**TASK DETAILS:**
Look for "warranty" in each line of the entries, and return the matching lines.

**RECORDED INFORMATION:**

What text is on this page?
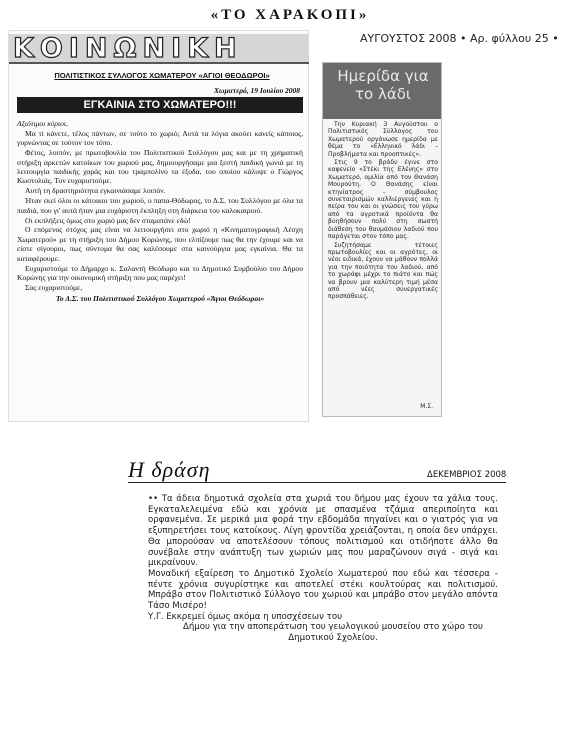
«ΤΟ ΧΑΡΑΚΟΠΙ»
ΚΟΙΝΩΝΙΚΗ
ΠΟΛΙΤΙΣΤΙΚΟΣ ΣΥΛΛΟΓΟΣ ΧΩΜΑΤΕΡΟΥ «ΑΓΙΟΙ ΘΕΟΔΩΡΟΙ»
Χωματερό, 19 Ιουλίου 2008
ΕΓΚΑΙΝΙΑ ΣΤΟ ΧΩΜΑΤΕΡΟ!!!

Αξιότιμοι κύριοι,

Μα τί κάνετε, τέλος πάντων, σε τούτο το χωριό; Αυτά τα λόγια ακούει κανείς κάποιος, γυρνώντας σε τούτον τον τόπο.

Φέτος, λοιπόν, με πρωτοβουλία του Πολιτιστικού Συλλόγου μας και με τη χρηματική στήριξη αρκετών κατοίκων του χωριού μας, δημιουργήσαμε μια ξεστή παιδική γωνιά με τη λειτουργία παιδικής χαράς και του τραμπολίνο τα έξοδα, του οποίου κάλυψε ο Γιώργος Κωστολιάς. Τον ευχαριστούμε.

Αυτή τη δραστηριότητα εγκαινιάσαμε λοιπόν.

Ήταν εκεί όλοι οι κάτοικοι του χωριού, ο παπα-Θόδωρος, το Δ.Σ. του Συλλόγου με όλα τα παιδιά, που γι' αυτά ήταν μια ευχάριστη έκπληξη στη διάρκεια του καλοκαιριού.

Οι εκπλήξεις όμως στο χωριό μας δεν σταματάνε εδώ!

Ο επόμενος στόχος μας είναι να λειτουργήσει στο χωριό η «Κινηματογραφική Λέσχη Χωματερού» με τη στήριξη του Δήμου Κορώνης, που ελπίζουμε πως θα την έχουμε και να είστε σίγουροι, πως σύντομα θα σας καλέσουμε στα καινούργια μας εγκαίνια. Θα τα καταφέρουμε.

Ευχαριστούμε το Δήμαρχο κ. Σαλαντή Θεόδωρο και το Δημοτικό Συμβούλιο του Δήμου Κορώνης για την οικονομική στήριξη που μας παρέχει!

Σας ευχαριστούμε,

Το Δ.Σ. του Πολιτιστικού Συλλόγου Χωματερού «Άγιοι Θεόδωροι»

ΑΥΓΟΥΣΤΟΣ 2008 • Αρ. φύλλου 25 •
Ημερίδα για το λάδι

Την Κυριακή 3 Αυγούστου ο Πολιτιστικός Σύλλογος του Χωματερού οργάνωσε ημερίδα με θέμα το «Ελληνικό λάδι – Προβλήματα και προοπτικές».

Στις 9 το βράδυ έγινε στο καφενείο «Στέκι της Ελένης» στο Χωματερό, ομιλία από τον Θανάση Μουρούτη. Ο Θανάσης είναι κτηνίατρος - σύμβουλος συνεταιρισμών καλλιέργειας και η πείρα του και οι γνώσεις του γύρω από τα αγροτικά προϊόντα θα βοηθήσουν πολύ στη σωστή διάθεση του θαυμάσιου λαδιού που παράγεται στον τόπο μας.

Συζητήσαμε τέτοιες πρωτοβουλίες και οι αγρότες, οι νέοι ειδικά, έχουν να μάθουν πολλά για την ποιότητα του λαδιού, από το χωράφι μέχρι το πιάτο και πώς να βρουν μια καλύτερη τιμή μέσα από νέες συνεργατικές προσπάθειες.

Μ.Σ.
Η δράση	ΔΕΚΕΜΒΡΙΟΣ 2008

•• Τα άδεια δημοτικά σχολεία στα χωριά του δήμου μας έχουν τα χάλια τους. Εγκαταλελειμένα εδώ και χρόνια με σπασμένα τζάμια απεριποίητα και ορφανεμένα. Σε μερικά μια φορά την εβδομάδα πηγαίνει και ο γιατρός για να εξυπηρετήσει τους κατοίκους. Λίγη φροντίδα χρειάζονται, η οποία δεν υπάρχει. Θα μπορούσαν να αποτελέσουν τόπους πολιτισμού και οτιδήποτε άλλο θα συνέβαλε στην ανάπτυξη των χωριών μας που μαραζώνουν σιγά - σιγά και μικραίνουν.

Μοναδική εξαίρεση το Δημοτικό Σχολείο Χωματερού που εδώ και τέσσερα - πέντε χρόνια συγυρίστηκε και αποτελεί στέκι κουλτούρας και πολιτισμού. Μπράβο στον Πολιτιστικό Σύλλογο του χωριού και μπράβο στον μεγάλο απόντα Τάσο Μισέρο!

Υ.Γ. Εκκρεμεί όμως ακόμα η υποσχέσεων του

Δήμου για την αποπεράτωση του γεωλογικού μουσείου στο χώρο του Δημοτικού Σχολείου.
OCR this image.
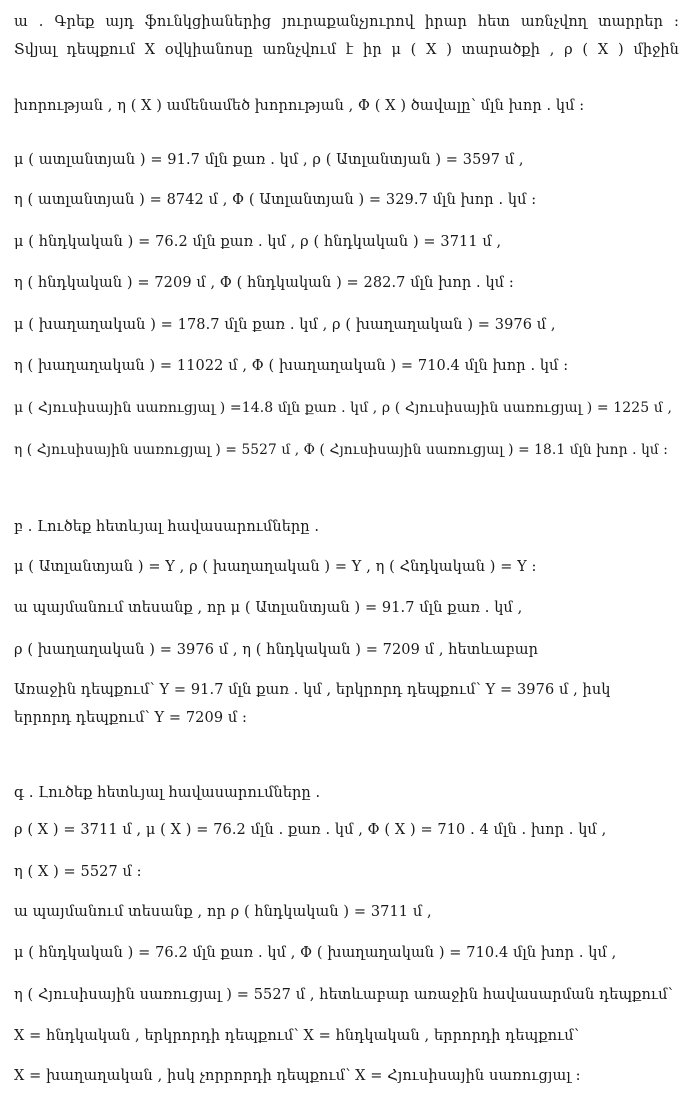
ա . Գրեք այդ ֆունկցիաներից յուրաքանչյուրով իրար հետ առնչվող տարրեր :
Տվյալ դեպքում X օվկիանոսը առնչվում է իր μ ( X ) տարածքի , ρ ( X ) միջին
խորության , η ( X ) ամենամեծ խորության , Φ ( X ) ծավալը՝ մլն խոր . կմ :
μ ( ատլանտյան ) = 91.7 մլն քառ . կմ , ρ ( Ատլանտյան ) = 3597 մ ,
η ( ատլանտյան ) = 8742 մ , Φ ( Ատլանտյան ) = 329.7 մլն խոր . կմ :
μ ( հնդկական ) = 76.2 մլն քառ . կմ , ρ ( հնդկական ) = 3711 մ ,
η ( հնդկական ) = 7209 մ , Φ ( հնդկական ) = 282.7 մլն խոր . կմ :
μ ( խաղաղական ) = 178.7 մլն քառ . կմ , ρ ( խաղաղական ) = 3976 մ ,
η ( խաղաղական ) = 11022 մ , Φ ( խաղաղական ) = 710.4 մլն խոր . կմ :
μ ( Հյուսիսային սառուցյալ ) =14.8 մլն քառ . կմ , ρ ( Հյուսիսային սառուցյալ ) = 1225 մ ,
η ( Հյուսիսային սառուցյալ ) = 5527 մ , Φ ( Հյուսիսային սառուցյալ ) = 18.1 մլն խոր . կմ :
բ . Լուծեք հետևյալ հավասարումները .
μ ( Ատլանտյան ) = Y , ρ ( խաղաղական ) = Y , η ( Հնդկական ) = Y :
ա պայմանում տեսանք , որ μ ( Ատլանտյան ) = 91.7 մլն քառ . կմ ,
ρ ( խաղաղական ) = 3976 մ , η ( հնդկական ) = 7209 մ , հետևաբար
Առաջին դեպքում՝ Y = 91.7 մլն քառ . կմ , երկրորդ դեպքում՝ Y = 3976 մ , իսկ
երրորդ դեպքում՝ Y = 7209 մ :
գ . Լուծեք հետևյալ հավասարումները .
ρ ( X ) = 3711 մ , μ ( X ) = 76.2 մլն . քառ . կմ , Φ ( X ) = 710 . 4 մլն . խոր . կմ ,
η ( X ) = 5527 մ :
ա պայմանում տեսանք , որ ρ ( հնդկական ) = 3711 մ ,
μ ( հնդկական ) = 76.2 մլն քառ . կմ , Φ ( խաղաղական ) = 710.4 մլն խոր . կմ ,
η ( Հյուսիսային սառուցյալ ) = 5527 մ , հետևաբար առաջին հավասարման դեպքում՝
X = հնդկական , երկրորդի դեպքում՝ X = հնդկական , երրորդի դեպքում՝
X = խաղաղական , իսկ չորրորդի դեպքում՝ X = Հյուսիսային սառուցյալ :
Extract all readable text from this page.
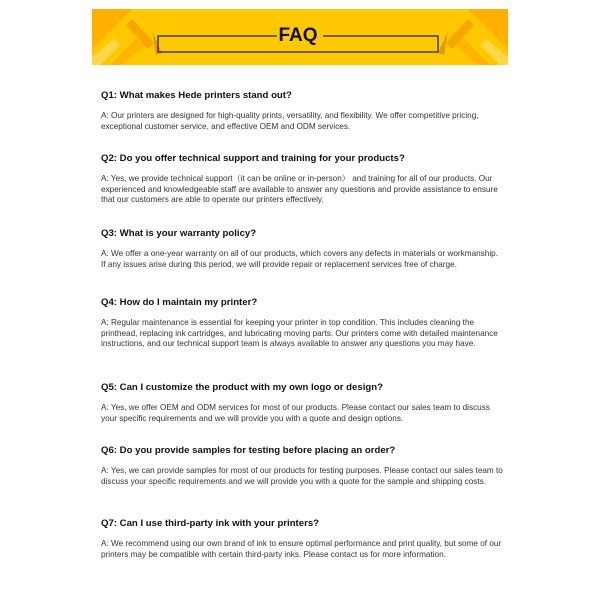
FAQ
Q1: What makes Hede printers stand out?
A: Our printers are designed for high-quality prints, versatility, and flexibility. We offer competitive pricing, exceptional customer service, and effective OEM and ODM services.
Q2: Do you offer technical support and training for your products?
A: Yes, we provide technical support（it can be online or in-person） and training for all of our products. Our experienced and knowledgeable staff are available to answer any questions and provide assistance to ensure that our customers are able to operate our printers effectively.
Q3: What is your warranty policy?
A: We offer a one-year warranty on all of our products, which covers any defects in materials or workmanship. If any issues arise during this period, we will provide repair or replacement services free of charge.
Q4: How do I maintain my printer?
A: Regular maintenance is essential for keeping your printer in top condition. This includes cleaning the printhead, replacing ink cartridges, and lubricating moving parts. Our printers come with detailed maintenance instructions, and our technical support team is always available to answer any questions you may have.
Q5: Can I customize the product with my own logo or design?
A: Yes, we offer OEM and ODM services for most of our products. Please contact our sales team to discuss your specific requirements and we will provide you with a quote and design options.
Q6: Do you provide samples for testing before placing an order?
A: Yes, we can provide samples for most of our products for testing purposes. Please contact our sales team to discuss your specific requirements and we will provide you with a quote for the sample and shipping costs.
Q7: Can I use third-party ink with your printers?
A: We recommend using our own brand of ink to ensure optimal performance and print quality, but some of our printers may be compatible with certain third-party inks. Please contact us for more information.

**EXERCISE RESPONSE:**
Q3: What is your warranty policy?
A: We offer a one-year warranty on all of our products, which covers any defects in materials or workmanship. If any issues arise during this period, we will provide repair or replacement services free of charge.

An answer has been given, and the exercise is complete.